EXERCISE REQUIREMENTS
Repeat the listing in full. Nothing may be added or left out.

SUPPLIED RECORDS
'''
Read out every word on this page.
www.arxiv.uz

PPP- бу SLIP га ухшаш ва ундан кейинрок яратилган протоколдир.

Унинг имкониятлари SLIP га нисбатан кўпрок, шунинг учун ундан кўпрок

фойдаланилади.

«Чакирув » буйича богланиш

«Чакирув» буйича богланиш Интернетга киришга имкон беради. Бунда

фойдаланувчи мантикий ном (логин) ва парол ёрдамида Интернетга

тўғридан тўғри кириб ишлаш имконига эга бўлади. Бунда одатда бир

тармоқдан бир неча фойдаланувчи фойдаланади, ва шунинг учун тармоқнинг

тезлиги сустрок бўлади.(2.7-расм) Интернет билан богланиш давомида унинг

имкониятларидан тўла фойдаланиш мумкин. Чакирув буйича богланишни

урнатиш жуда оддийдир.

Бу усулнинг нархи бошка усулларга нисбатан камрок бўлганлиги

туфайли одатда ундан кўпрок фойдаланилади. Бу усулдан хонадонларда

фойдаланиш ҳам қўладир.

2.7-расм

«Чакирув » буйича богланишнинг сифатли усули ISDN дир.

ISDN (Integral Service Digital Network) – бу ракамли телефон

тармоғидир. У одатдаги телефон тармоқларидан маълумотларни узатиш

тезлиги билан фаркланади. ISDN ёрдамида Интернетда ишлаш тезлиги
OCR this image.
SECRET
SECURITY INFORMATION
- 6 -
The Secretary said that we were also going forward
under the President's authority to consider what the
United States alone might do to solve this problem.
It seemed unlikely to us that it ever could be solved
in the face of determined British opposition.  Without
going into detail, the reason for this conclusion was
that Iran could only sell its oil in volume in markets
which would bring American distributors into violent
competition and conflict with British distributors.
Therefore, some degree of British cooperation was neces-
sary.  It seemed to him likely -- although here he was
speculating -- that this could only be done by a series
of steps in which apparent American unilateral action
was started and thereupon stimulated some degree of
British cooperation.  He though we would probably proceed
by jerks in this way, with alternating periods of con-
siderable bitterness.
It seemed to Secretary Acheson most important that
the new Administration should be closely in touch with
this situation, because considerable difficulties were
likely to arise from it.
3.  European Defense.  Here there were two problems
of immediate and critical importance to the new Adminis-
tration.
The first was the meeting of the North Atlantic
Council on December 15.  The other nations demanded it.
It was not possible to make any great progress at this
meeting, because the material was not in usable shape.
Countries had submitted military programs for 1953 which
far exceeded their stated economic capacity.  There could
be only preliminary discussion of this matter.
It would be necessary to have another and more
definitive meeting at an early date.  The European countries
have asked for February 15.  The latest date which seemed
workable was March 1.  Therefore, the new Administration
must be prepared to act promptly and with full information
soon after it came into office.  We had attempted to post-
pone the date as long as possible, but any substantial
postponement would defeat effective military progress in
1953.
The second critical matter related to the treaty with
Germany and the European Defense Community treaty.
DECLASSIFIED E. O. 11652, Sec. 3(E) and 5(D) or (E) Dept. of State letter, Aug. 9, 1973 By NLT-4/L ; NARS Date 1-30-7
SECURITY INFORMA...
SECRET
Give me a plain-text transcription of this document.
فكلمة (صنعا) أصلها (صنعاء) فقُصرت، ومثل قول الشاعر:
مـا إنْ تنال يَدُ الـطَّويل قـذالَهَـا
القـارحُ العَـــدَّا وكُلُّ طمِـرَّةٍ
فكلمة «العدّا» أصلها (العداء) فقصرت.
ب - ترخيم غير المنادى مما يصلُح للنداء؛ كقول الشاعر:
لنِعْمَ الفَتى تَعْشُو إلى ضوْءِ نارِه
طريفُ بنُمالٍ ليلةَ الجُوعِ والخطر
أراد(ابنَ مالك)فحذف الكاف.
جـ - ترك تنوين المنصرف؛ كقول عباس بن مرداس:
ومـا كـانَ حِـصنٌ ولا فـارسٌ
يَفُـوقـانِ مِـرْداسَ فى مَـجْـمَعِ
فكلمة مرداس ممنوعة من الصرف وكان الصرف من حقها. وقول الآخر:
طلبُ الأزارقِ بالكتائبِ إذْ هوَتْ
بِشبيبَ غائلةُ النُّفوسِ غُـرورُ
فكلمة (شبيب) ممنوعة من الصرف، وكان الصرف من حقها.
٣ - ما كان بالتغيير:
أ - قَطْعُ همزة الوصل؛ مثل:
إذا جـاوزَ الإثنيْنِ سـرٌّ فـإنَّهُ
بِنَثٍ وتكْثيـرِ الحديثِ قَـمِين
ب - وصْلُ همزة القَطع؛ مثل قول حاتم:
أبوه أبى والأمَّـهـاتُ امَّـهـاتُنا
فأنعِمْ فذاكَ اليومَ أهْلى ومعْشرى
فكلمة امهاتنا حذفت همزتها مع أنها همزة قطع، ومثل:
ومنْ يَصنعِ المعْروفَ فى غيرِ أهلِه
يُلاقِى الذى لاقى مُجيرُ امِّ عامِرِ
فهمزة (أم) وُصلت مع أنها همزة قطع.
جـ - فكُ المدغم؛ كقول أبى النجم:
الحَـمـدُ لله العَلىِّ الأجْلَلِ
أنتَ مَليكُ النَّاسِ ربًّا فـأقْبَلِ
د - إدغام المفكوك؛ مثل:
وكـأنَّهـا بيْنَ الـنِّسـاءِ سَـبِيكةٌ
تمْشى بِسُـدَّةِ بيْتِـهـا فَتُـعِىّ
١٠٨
'''
THE RESULT
Read out every word on this page.
www.arxiv.uz

PPP- бу SLIP га ухшаш ва ундан кейинрок яратилган протоколдир.

Унинг имкониятлари SLIP га нисбатан кўпрок, шунинг учун ундан кўпрок

фойдаланилади.

«Чакирув » буйича богланиш

«Чакирув» буйича богланиш Интернетга киришга имкон беради. Бунда

фойдаланувчи мантикий ном (логин) ва парол ёрдамида Интернетга

тўғридан тўғри кириб ишлаш имконига эга бўлади. Бунда одатда бир

тармоқдан бир неча фойдаланувчи фойдаланади, ва шунинг учун тармоқнинг

тезлиги сустрок бўлади.(2.7-расм) Интернет билан богланиш давомида унинг

имкониятларидан тўла фойдаланиш мумкин. Чакирув буйича богланишни

урнатиш жуда оддийдир.

Бу усулнинг нархи бошка усулларга нисбатан камрок бўлганлиги

туфайли одатда ундан кўпрок фойдаланилади. Бу усулдан хонадонларда

фойдаланиш ҳам қўладир.

2.7-расм

«Чакирув » буйича богланишнинг сифатли усули ISDN дир.

ISDN (Integral Service Digital Network) – бу ракамли телефон

тармоғидир. У одатдаги телефон тармоқларидан маълумотларни узатиш

тезлиги билан фаркланади. ISDN ёрдамида Интернетда ишлаш тезлиги
OCR this image.
SECRET
SECURITY INFORMATION
- 6 -
The Secretary said that we were also going forward
under the President's authority to consider what the
United States alone might do to solve this problem.
It seemed unlikely to us that it ever could be solved
in the face of determined British opposition.  Without
going into detail, the reason for this conclusion was
that Iran could only sell its oil in volume in markets
which would bring American distributors into violent
competition and conflict with British distributors.
Therefore, some degree of British cooperation was neces-
sary.  It seemed to him likely -- although here he was
speculating -- that this could only be done by a series
of steps in which apparent American unilateral action
was started and thereupon stimulated some degree of
British cooperation.  He though we would probably proceed
by jerks in this way, with alternating periods of con-
siderable bitterness.
It seemed to Secretary Acheson most important that
the new Administration should be closely in touch with
this situation, because considerable difficulties were
likely to arise from it.
3.  European Defense.  Here there were two problems
of immediate and critical importance to the new Adminis-
tration.
The first was the meeting of the North Atlantic
Council on December 15.  The other nations demanded it.
It was not possible to make any great progress at this
meeting, because the material was not in usable shape.
Countries had submitted military programs for 1953 which
far exceeded their stated economic capacity.  There could
be only preliminary discussion of this matter.
It would be necessary to have another and more
definitive meeting at an early date.  The European countries
have asked for February 15.  The latest date which seemed
workable was March 1.  Therefore, the new Administration
must be prepared to act promptly and with full information
soon after it came into office.  We had attempted to post-
pone the date as long as possible, but any substantial
postponement would defeat effective military progress in
1953.
The second critical matter related to the treaty with
Germany and the European Defense Community treaty.
DECLASSIFIED E. O. 11652, Sec. 3(E) and 5(D) or (E) Dept. of State letter, Aug. 9, 1973 By NLT-4/L ; NARS Date 1-30-7
SECURITY INFORMA...
SECRET
Give me a plain-text transcription of this document.
فكلمة (صنعا) أصلها (صنعاء) فقُصرت، ومثل قول الشاعر:
مـا إنْ تنال يَدُ الـطَّويل قـذالَهَـا
القـارحُ العَـــدَّا وكُلُّ طمِـرَّةٍ
فكلمة «العدّا» أصلها (العداء) فقصرت.
ب - ترخيم غير المنادى مما يصلُح للنداء؛ كقول الشاعر:
لنِعْمَ الفَتى تَعْشُو إلى ضوْءِ نارِه
طريفُ بنُمالٍ ليلةَ الجُوعِ والخطر
أراد(ابنَ مالك)فحذف الكاف.
جـ - ترك تنوين المنصرف؛ كقول عباس بن مرداس:
ومـا كـانَ حِـصنٌ ولا فـارسٌ
يَفُـوقـانِ مِـرْداسَ فى مَـجْـمَعِ
فكلمة مرداس ممنوعة من الصرف وكان الصرف من حقها. وقول الآخر:
طلبُ الأزارقِ بالكتائبِ إذْ هوَتْ
بِشبيبَ غائلةُ النُّفوسِ غُـرورُ
فكلمة (شبيب) ممنوعة من الصرف، وكان الصرف من حقها.
٣ - ما كان بالتغيير:
أ - قَطْعُ همزة الوصل؛ مثل:
إذا جـاوزَ الإثنيْنِ سـرٌّ فـإنَّهُ
بِنَثٍ وتكْثيـرِ الحديثِ قَـمِين
ب - وصْلُ همزة القَطع؛ مثل قول حاتم:
أبوه أبى والأمَّـهـاتُ امَّـهـاتُنا
فأنعِمْ فذاكَ اليومَ أهْلى ومعْشرى
فكلمة امهاتنا حذفت همزتها مع أنها همزة قطع، ومثل:
ومنْ يَصنعِ المعْروفَ فى غيرِ أهلِه
يُلاقِى الذى لاقى مُجيرُ امِّ عامِرِ
فهمزة (أم) وُصلت مع أنها همزة قطع.
جـ - فكُ المدغم؛ كقول أبى النجم:
الحَـمـدُ لله العَلىِّ الأجْلَلِ
أنتَ مَليكُ النَّاسِ ربًّا فـأقْبَلِ
د - إدغام المفكوك؛ مثل:
وكـأنَّهـا بيْنَ الـنِّسـاءِ سَـبِيكةٌ
تمْشى بِسُـدَّةِ بيْتِـهـا فَتُـعِىّ
١٠٨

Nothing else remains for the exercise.